_Aim of the task_.
From the records, pick out and copy each line containing "Purchaser".

Dataset items
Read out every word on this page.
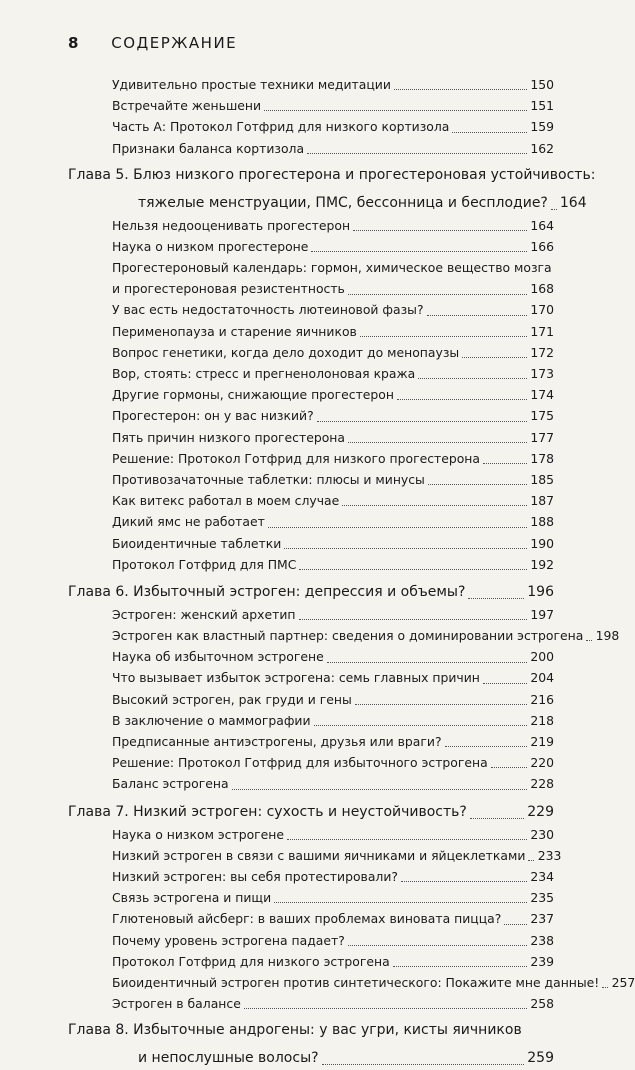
8 СОДЕРЖАНИЕ
Удивительно простые техники медитации	150
Встречайте женьшени	151
Часть А: Протокол Готфрид для низкого кортизола	159
Признаки баланса кортизола	162
Глава 5. Блюз низкого прогестерона и прогестероновая устойчивость:
тяжелые менструации, ПМС, бессонница и бесплодие? 164
Нельзя недооценивать прогестерон	164
Наука о низком прогестероне	166
Прогестероновый календарь: гормон, химическое вещество мозга
и прогестероновая резистентность	168
У вас есть недостаточность лютеиновой фазы?	170
Перименопауза и старение яичников	171
Вопрос генетики, когда дело доходит до менопаузы	172
Вор, стоять: стресс и прегненолоновая кража	173
Другие гормоны, снижающие прогестерон	174
Прогестерон: он у вас низкий?	175
Пять причин низкого прогестерона	177
Решение: Протокол Готфрид для низкого прогестерона	178
Противозачаточные таблетки: плюсы и минусы	185
Как витекс работал в моем случае	187
Дикий ямс не работает	188
Биоидентичные таблетки	190
Протокол Готфрид для ПМС	192
Глава 6. Избыточный эстроген: депрессия и объемы?	196
Эстроген: женский архетип	197
Эстроген как властный партнер: сведения о доминировании эстрогена 198
Наука об избыточном эстрогене	200
Что вызывает избыток эстрогена: семь главных причин	204
Высокий эстроген, рак груди и гены	216
В заключение о маммографии	218
Предписанные антиэстрогены, друзья или враги?	219
Решение: Протокол Готфрид для избыточного эстрогена	220
Баланс эстрогена	228
Глава 7. Низкий эстроген: сухость и неустойчивость?	229
Наука о низком эстрогене	230
Низкий эстроген в связи с вашими яичниками и яйцеклетками 233
Низкий эстроген: вы себя протестировали?	234
Связь эстрогена и пищи	235
Глютеновый айсберг: в ваших проблемах виновата пицца? 237
Почему уровень эстрогена падает?	238
Протокол Готфрид для низкого эстрогена	239
Биоидентичный эстроген против синтетического: Покажите мне данные! 257
Эстроген в балансе	258
Глава 8. Избыточные андрогены: у вас угри, кисты яичников
и непослушные волосы?	259
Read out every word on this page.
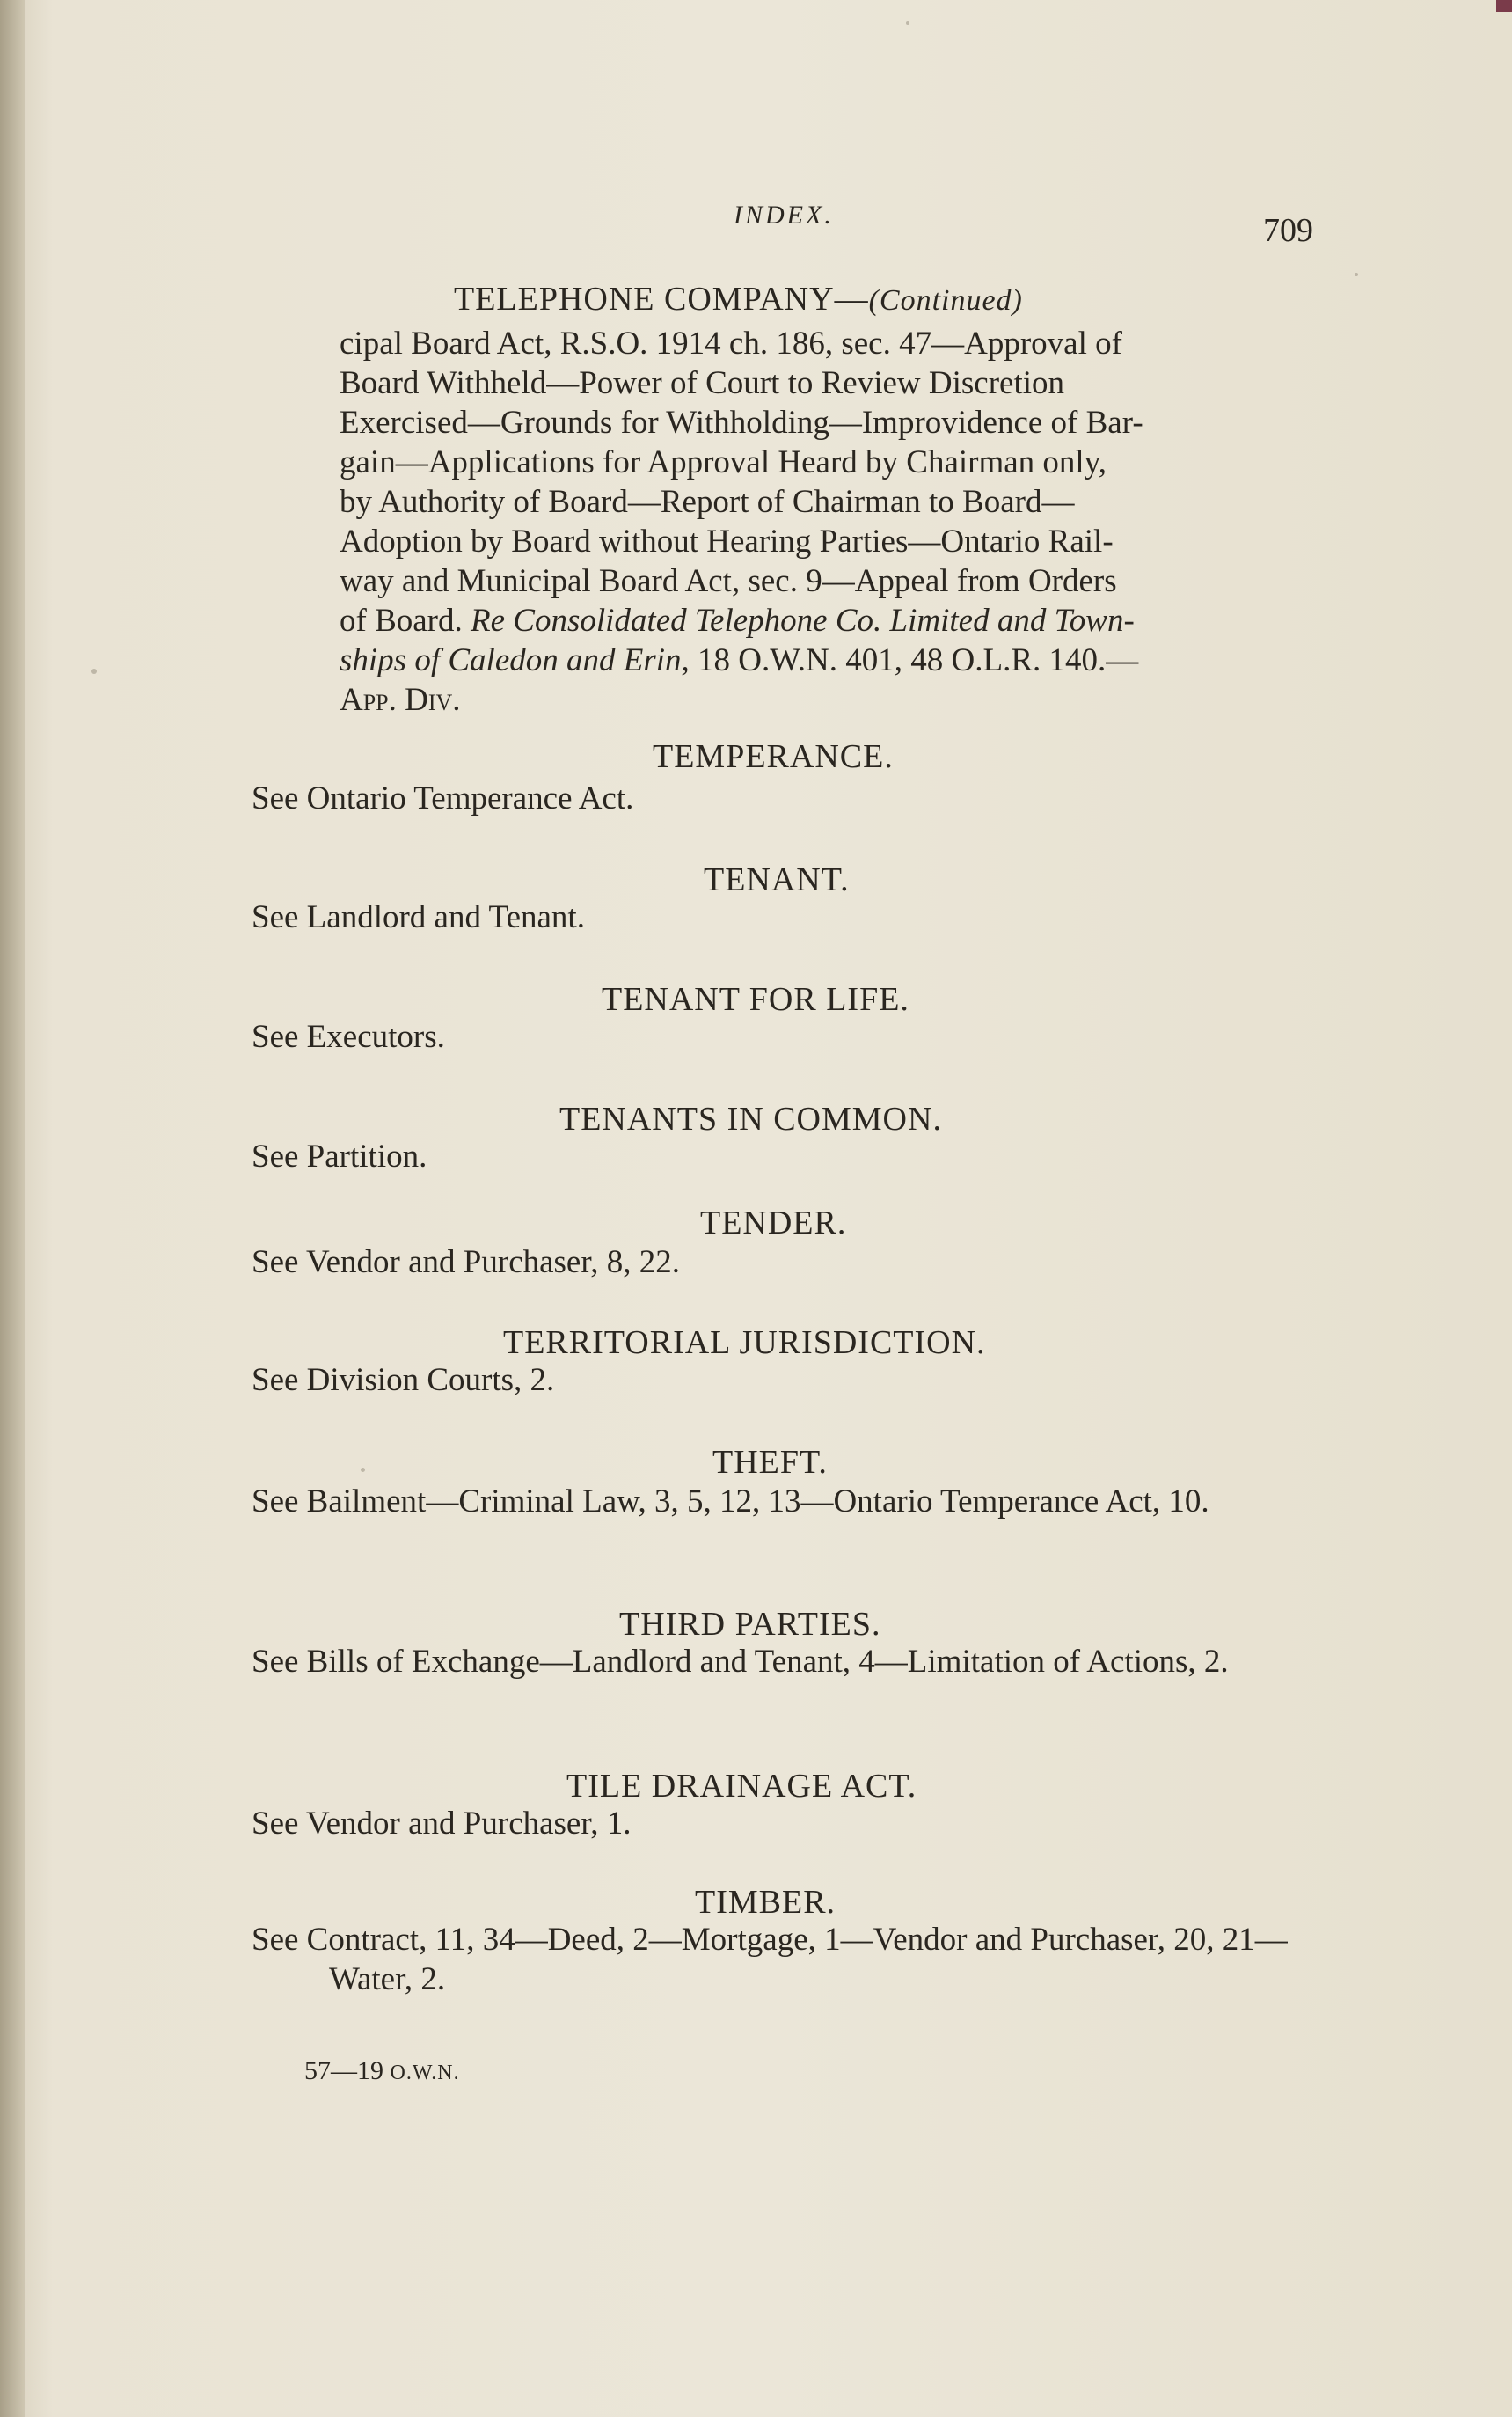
INDEX.	709
TELEPHONE COMPANY—(Continued)

cipal Board Act, R.S.O. 1914 ch. 186, sec. 47—Approval of

Board Withheld—Power of Court to Review Discretion

Exercised—Grounds for Withholding—Improvidence of Bar-

gain—Applications for Approval Heard by Chairman only,

by Authority of Board—Report of Chairman to Board—

Adoption by Board without Hearing Parties—Ontario Rail-

way and Municipal Board Act, sec. 9—Appeal from Orders

of Board. Re Consolidated Telephone Co. Limited and Town-

ships of Caledon and Erin, 18 O.W.N. 401, 48 O.L.R. 140.—

App. Div.

TEMPERANCE.
See Ontario Temperance Act.
TENANT.
See Landlord and Tenant.
TENANT FOR LIFE.
See Executors.
TENANTS IN COMMON.
See Partition.
TENDER.
See Vendor and Purchaser, 8, 22.
TERRITORIAL JURISDICTION.
See Division Courts, 2.
THEFT.
See Bailment—Criminal Law, 3, 5, 12, 13—Ontario Temperance Act, 10.
THIRD PARTIES.
See Bills of Exchange—Landlord and Tenant, 4—Limitation of Actions, 2.
TILE DRAINAGE ACT.
See Vendor and Purchaser, 1.
TIMBER.
See Contract, 11, 34—Deed, 2—Mortgage, 1—Vendor and Purchaser, 20, 21—Water, 2.
57—19 O.W.N.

_Output of the exercise_.
See Vendor and Purchaser, 8, 22.
See Vendor and Purchaser, 1.
See Contract, 11, 34—Deed, 2—Mortgage, 1—Vendor and Purchaser, 20, 21—Water, 2.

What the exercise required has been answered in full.